Render the entries from their first line through the line with "category-label: Contributions xyxy=(152,579,237,594)" as a numbered list, leaving out any blank lines.

______________________________

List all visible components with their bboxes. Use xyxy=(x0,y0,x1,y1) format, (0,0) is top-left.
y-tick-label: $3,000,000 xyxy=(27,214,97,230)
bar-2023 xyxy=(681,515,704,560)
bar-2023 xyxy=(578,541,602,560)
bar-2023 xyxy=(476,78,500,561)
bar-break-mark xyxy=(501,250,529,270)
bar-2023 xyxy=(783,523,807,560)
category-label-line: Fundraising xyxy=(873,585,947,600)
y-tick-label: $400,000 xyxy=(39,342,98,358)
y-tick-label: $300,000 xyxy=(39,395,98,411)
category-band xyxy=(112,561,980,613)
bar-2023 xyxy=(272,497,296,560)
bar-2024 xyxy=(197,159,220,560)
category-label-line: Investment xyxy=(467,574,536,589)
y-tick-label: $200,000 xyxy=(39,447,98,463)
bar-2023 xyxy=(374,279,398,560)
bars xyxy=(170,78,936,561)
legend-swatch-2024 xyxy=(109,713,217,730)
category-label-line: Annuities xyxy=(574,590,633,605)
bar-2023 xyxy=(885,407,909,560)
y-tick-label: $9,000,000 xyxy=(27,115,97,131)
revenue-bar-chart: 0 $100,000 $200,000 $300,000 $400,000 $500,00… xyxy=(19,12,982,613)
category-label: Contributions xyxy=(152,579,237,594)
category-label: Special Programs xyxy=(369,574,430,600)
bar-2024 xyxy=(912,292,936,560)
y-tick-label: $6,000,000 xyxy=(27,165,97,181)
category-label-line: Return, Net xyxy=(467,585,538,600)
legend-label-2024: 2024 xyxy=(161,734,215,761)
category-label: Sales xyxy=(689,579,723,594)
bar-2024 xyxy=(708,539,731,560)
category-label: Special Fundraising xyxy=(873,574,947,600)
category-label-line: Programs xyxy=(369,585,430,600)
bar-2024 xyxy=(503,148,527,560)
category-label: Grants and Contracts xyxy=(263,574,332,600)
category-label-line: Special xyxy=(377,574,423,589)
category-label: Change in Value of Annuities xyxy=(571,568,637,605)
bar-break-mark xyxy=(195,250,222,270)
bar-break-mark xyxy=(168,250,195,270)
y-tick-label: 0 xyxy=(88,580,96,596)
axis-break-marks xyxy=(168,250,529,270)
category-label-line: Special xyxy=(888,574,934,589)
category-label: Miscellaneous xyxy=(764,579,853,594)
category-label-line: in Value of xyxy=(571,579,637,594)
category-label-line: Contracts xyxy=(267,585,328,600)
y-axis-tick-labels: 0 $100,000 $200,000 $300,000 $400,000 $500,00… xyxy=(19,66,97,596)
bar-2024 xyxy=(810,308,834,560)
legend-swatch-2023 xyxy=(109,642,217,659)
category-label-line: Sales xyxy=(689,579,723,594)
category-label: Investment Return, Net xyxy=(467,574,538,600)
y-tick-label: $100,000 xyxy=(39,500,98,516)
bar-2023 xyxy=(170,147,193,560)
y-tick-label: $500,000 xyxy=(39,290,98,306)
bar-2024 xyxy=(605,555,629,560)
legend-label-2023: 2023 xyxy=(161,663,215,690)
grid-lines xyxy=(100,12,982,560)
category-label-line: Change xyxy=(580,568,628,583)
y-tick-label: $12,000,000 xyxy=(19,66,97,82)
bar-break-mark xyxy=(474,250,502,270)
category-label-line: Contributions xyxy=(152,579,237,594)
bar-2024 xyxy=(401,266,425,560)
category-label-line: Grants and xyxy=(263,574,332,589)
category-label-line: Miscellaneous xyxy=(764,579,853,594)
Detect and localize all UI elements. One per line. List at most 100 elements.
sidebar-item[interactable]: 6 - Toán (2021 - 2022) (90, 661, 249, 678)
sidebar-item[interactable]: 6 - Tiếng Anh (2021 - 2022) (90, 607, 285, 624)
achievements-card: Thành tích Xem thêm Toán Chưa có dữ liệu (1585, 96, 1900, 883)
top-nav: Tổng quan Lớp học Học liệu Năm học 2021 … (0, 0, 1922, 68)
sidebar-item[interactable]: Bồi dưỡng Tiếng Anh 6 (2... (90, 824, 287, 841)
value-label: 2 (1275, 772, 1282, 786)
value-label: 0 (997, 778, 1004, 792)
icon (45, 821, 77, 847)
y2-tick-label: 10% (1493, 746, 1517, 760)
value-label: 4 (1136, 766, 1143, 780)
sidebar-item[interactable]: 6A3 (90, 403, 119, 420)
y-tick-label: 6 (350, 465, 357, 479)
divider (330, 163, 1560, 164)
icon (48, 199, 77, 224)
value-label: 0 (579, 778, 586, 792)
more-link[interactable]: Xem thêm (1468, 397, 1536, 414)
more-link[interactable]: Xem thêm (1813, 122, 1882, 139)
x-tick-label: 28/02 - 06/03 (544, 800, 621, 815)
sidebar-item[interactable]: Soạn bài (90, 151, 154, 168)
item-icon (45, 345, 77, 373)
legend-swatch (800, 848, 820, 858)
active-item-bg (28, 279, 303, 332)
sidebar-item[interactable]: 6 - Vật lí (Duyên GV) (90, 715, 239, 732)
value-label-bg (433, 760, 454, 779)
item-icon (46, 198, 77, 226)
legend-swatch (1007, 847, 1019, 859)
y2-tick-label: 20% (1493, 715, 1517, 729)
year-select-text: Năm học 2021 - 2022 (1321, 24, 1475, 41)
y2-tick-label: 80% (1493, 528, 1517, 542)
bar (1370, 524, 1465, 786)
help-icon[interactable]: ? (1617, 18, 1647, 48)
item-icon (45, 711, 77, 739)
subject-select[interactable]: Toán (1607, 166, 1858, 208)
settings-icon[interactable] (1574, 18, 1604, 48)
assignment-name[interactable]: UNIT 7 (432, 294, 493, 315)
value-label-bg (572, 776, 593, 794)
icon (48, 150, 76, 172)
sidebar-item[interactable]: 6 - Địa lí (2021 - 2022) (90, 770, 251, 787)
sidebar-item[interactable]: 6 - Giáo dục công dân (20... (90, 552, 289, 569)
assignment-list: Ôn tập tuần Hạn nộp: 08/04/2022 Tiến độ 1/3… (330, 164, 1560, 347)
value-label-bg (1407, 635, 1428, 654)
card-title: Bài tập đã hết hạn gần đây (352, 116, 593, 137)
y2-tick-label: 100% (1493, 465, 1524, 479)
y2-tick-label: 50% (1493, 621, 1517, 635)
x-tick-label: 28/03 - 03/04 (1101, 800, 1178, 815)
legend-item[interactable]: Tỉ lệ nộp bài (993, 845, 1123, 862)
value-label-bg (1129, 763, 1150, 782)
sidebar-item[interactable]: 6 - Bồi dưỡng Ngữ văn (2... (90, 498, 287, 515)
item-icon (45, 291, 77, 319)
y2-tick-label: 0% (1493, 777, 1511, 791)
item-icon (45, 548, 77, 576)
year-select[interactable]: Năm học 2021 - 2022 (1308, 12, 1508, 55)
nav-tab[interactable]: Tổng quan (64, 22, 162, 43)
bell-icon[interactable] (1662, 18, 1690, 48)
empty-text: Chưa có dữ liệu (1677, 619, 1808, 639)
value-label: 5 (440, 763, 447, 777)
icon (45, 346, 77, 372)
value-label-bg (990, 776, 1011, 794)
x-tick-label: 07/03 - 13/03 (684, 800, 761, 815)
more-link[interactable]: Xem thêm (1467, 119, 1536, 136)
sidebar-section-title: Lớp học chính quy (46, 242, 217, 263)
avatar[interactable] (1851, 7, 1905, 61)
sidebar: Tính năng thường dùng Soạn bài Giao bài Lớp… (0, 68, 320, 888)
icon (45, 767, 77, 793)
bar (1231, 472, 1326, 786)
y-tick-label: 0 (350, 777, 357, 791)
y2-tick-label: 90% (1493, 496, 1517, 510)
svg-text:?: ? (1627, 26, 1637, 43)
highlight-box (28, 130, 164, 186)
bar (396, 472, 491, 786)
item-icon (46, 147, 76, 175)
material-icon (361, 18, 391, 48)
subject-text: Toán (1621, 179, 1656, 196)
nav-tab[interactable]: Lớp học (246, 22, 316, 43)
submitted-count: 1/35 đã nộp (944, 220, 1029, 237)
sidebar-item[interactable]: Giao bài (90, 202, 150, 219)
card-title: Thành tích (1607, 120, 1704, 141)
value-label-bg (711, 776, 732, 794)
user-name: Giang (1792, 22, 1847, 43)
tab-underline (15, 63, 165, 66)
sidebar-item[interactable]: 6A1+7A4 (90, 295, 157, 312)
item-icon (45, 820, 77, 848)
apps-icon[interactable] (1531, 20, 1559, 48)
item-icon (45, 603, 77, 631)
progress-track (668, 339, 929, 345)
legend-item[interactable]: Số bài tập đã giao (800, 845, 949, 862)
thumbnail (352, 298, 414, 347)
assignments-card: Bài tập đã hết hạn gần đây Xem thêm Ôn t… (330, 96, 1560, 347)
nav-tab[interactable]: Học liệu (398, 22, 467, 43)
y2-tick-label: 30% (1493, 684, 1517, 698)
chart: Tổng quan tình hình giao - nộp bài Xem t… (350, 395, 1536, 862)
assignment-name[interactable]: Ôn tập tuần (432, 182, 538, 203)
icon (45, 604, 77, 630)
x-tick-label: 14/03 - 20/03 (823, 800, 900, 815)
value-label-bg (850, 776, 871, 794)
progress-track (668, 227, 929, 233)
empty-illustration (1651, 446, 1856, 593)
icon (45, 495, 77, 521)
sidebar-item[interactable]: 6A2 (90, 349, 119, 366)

______________________________

Solution to the exercise —
1. List all visible components with their bboxes. Use xyxy=(x0,y0,x1,y1) format, (0,0) is top-left.
2. y-tick-label: $3,000,000 xyxy=(27,214,97,230)
3. bar-2023 xyxy=(681,515,704,560)
4. bar-2023 xyxy=(578,541,602,560)
5. bar-2023 xyxy=(476,78,500,561)
6. bar-break-mark xyxy=(501,250,529,270)
7. bar-2023 xyxy=(783,523,807,560)
8. category-label-line: Fundraising xyxy=(873,585,947,600)
9. y-tick-label: $400,000 xyxy=(39,342,98,358)
10. y-tick-label: $300,000 xyxy=(39,395,98,411)
11. category-band xyxy=(112,561,980,613)
12. bar-2023 xyxy=(272,497,296,560)
13. bar-2024 xyxy=(197,159,220,560)
14. category-label-line: Investment xyxy=(467,574,536,589)
15. y-tick-label: $200,000 xyxy=(39,447,98,463)
16. bar-2023 xyxy=(374,279,398,560)
17. bars xyxy=(170,78,936,561)
18. legend-swatch-2024 xyxy=(109,713,217,730)
19. category-label-line: Annuities xyxy=(574,590,633,605)
20. bar-2023 xyxy=(885,407,909,560)
21. y-tick-label: $9,000,000 xyxy=(27,115,97,131)
22. revenue-bar-chart: 0 $100,000 $200,000 $300,000 $400,000 $500,00… xyxy=(19,12,982,613)
23. category-label: Contributions xyxy=(152,579,237,594)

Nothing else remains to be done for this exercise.